── DATA SHOWN ──

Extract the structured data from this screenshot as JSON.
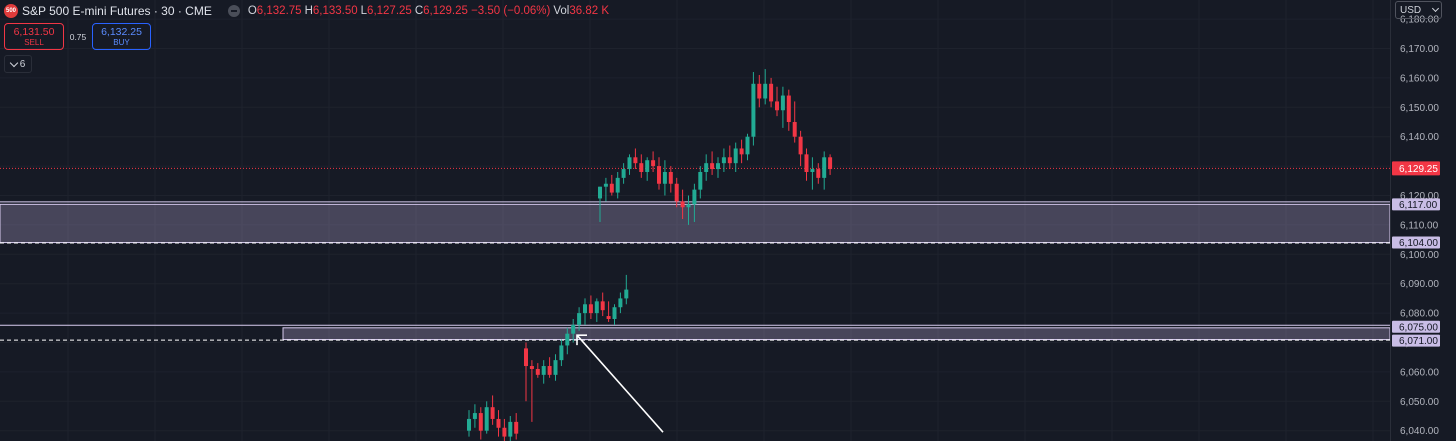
{
  "header": {
    "symbol_badge": "500",
    "symbol_title": "S&P 500 E-mini Futures · 30 · CME",
    "ohlc": [
      {
        "key": "O",
        "value": "6,132.75"
      },
      {
        "key": "H",
        "value": "6,133.50"
      },
      {
        "key": "L",
        "value": "6,127.25"
      },
      {
        "key": "C",
        "value": "6,129.25 −3.50 (−0.06%)"
      }
    ],
    "volume_key": "Vol",
    "volume_value": "36.82 K"
  },
  "trade": {
    "sell_price": "6,131.50",
    "sell_label": "SELL",
    "spread": "0.75",
    "buy_price": "6,132.25",
    "buy_label": "BUY"
  },
  "indicator_count": "6",
  "currency": "USD",
  "colors": {
    "background": "#161a25",
    "up": "#22ab94",
    "down": "#f23645",
    "zone": "#b8a8d6",
    "last_price": "#f23645"
  },
  "chart_data": {
    "type": "candlestick",
    "ylim": [
      6036.5,
      6186.5
    ],
    "yticks": [
      "6,040.00",
      "6,050.00",
      "6,060.00",
      "6,070.00",
      "6,080.00",
      "6,090.00",
      "6,100.00",
      "6,110.00",
      "6,120.00",
      "6,130.00",
      "6,140.00",
      "6,150.00",
      "6,160.00",
      "6,170.00",
      "6,180.00"
    ],
    "last_price": 6129.25,
    "last_price_label": "6,129.25",
    "zones": [
      {
        "top": 6117,
        "bottom": 6104,
        "top_label": "6,117.00",
        "bottom_label": "6,104.00",
        "extends_full": true
      },
      {
        "top": 6075,
        "bottom": 6071,
        "top_label": "6,075.00",
        "bottom_label": "6,071.00",
        "extends_full": false
      }
    ],
    "candles": [
      [
        6040,
        6047,
        6038,
        6044
      ],
      [
        6044,
        6049,
        6041,
        6046
      ],
      [
        6046,
        6048,
        6037,
        6040
      ],
      [
        6040,
        6050,
        6039,
        6048
      ],
      [
        6048,
        6052,
        6042,
        6044
      ],
      [
        6044,
        6047,
        6038,
        6041
      ],
      [
        6041,
        6044,
        6035,
        6038
      ],
      [
        6038,
        6045,
        6036,
        6043
      ],
      [
        6043,
        6046,
        6037,
        6039
      ],
      [
        6068,
        6070,
        6050,
        6062
      ],
      [
        6062,
        6064,
        6043,
        6061
      ],
      [
        6061,
        6063,
        6058,
        6059
      ],
      [
        6059,
        6064,
        6056,
        6062
      ],
      [
        6062,
        6065,
        6058,
        6059
      ],
      [
        6059,
        6066,
        6057,
        6064
      ],
      [
        6064,
        6071,
        6062,
        6069
      ],
      [
        6069,
        6075,
        6066,
        6073
      ],
      [
        6073,
        6078,
        6070,
        6076
      ],
      [
        6076,
        6082,
        6074,
        6080
      ],
      [
        6080,
        6085,
        6076,
        6083
      ],
      [
        6083,
        6086,
        6078,
        6080
      ],
      [
        6080,
        6085,
        6077,
        6084
      ],
      [
        6084,
        6087,
        6079,
        6081
      ],
      [
        6079,
        6084,
        6077,
        6078
      ],
      [
        6078,
        6083,
        6076,
        6082
      ],
      [
        6082,
        6087,
        6080,
        6085
      ],
      [
        6085,
        6093,
        6083,
        6088
      ],
      [
        6119,
        6123,
        6111,
        6123
      ],
      [
        6123,
        6126,
        6118,
        6124
      ],
      [
        6124,
        6127,
        6120,
        6121
      ],
      [
        6121,
        6128,
        6119,
        6126
      ],
      [
        6126,
        6131,
        6124,
        6129
      ],
      [
        6129,
        6134,
        6127,
        6133
      ],
      [
        6133,
        6136,
        6129,
        6131
      ],
      [
        6131,
        6134,
        6126,
        6128
      ],
      [
        6128,
        6133,
        6125,
        6132
      ],
      [
        6132,
        6135,
        6128,
        6130
      ],
      [
        6130,
        6133,
        6122,
        6124
      ],
      [
        6124,
        6132,
        6120,
        6128
      ],
      [
        6128,
        6130,
        6121,
        6124
      ],
      [
        6124,
        6126,
        6116,
        6118
      ],
      [
        6118,
        6122,
        6112,
        6116
      ],
      [
        6116,
        6120,
        6110,
        6117
      ],
      [
        6117,
        6124,
        6111,
        6122
      ],
      [
        6122,
        6130,
        6119,
        6128
      ],
      [
        6128,
        6134,
        6125,
        6131
      ],
      [
        6131,
        6135,
        6127,
        6129
      ],
      [
        6129,
        6133,
        6126,
        6131
      ],
      [
        6131,
        6136,
        6128,
        6133
      ],
      [
        6133,
        6137,
        6129,
        6131
      ],
      [
        6131,
        6138,
        6128,
        6136
      ],
      [
        6136,
        6139,
        6131,
        6134
      ],
      [
        6134,
        6141,
        6132,
        6140
      ],
      [
        6140,
        6162,
        6137,
        6158
      ],
      [
        6158,
        6161,
        6150,
        6153
      ],
      [
        6153,
        6163,
        6151,
        6158
      ],
      [
        6158,
        6160,
        6150,
        6152
      ],
      [
        6152,
        6157,
        6147,
        6149
      ],
      [
        6149,
        6157,
        6143,
        6154
      ],
      [
        6154,
        6156,
        6142,
        6145
      ],
      [
        6145,
        6152,
        6138,
        6140
      ],
      [
        6140,
        6142,
        6130,
        6134
      ],
      [
        6134,
        6136,
        6125,
        6128
      ],
      [
        6128,
        6133,
        6122,
        6129
      ],
      [
        6129,
        6131,
        6124,
        6126
      ],
      [
        6126,
        6135,
        6122,
        6133
      ],
      [
        6133,
        6134,
        6127,
        6129
      ]
    ],
    "arrow": {
      "from": [
        310,
        6039.5
      ],
      "to": [
        278,
        6072.5
      ]
    }
  }
}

───

[SHORT EXERCISE]
Apart from the pictures, the entries above are to be repeated in full and exactly.

[TASK RESPONSE]
Extract the structured data from this screenshot as JSON.
{
  "header": {
    "symbol_badge": "500",
    "symbol_title": "S&P 500 E-mini Futures · 30 · CME",
    "ohlc": [
      {
        "key": "O",
        "value": "6,132.75"
      },
      {
        "key": "H",
        "value": "6,133.50"
      },
      {
        "key": "L",
        "value": "6,127.25"
      },
      {
        "key": "C",
        "value": "6,129.25 −3.50 (−0.06%)"
      }
    ],
    "volume_key": "Vol",
    "volume_value": "36.82 K"
  },
  "trade": {
    "sell_price": "6,131.50",
    "sell_label": "SELL",
    "spread": "0.75",
    "buy_price": "6,132.25",
    "buy_label": "BUY"
  },
  "indicator_count": "6",
  "currency": "USD",
  "colors": {
    "background": "#161a25",
    "up": "#22ab94",
    "down": "#f23645",
    "zone": "#b8a8d6",
    "last_price": "#f23645"
  },
  "chart_data": {
    "type": "candlestick",
    "ylim": [
      6036.5,
      6186.5
    ],
    "yticks": [
      "6,040.00",
      "6,050.00",
      "6,060.00",
      "6,070.00",
      "6,080.00",
      "6,090.00",
      "6,100.00",
      "6,110.00",
      "6,120.00",
      "6,130.00",
      "6,140.00",
      "6,150.00",
      "6,160.00",
      "6,170.00",
      "6,180.00"
    ],
    "last_price": 6129.25,
    "last_price_label": "6,129.25",
    "zones": [
      {
        "top": 6117,
        "bottom": 6104,
        "top_label": "6,117.00",
        "bottom_label": "6,104.00",
        "extends_full": true
      },
      {
        "top": 6075,
        "bottom": 6071,
        "top_label": "6,075.00",
        "bottom_label": "6,071.00",
        "extends_full": false
      }
    ],
    "candles": [
      [
        6040,
        6047,
        6038,
        6044
      ],
      [
        6044,
        6049,
        6041,
        6046
      ],
      [
        6046,
        6048,
        6037,
        6040
      ],
      [
        6040,
        6050,
        6039,
        6048
      ],
      [
        6048,
        6052,
        6042,
        6044
      ],
      [
        6044,
        6047,
        6038,
        6041
      ],
      [
        6041,
        6044,
        6035,
        6038
      ],
      [
        6038,
        6045,
        6036,
        6043
      ],
      [
        6043,
        6046,
        6037,
        6039
      ],
      [
        6068,
        6070,
        6050,
        6062
      ],
      [
        6062,
        6064,
        6043,
        6061
      ],
      [
        6061,
        6063,
        6058,
        6059
      ],
      [
        6059,
        6064,
        6056,
        6062
      ],
      [
        6062,
        6065,
        6058,
        6059
      ],
      [
        6059,
        6066,
        6057,
        6064
      ],
      [
        6064,
        6071,
        6062,
        6069
      ],
      [
        6069,
        6075,
        6066,
        6073
      ],
      [
        6073,
        6078,
        6070,
        6076
      ],
      [
        6076,
        6082,
        6074,
        6080
      ],
      [
        6080,
        6085,
        6076,
        6083
      ],
      [
        6083,
        6086,
        6078,
        6080
      ],
      [
        6080,
        6085,
        6077,
        6084
      ],
      [
        6084,
        6087,
        6079,
        6081
      ],
      [
        6079,
        6084,
        6077,
        6078
      ],
      [
        6078,
        6083,
        6076,
        6082
      ],
      [
        6082,
        6087,
        6080,
        6085
      ],
      [
        6085,
        6093,
        6083,
        6088
      ],
      [
        6119,
        6123,
        6111,
        6123
      ],
      [
        6123,
        6126,
        6118,
        6124
      ],
      [
        6124,
        6127,
        6120,
        6121
      ],
      [
        6121,
        6128,
        6119,
        6126
      ],
      [
        6126,
        6131,
        6124,
        6129
      ],
      [
        6129,
        6134,
        6127,
        6133
      ],
      [
        6133,
        6136,
        6129,
        6131
      ],
      [
        6131,
        6134,
        6126,
        6128
      ],
      [
        6128,
        6133,
        6125,
        6132
      ],
      [
        6132,
        6135,
        6128,
        6130
      ],
      [
        6130,
        6133,
        6122,
        6124
      ],
      [
        6124,
        6132,
        6120,
        6128
      ],
      [
        6128,
        6130,
        6121,
        6124
      ],
      [
        6124,
        6126,
        6116,
        6118
      ],
      [
        6118,
        6122,
        6112,
        6116
      ],
      [
        6116,
        6120,
        6110,
        6117
      ],
      [
        6117,
        6124,
        6111,
        6122
      ],
      [
        6122,
        6130,
        6119,
        6128
      ],
      [
        6128,
        6134,
        6125,
        6131
      ],
      [
        6131,
        6135,
        6127,
        6129
      ],
      [
        6129,
        6133,
        6126,
        6131
      ],
      [
        6131,
        6136,
        6128,
        6133
      ],
      [
        6133,
        6137,
        6129,
        6131
      ],
      [
        6131,
        6138,
        6128,
        6136
      ],
      [
        6136,
        6139,
        6131,
        6134
      ],
      [
        6134,
        6141,
        6132,
        6140
      ],
      [
        6140,
        6162,
        6137,
        6158
      ],
      [
        6158,
        6161,
        6150,
        6153
      ],
      [
        6153,
        6163,
        6151,
        6158
      ],
      [
        6158,
        6160,
        6150,
        6152
      ],
      [
        6152,
        6157,
        6147,
        6149
      ],
      [
        6149,
        6157,
        6143,
        6154
      ],
      [
        6154,
        6156,
        6142,
        6145
      ],
      [
        6145,
        6152,
        6138,
        6140
      ],
      [
        6140,
        6142,
        6130,
        6134
      ],
      [
        6134,
        6136,
        6125,
        6128
      ],
      [
        6128,
        6133,
        6122,
        6129
      ],
      [
        6129,
        6131,
        6124,
        6126
      ],
      [
        6126,
        6135,
        6122,
        6133
      ],
      [
        6133,
        6134,
        6127,
        6129
      ]
    ],
    "arrow": {
      "from": [
        310,
        6039.5
      ],
      "to": [
        278,
        6072.5
      ]
    }
  }
}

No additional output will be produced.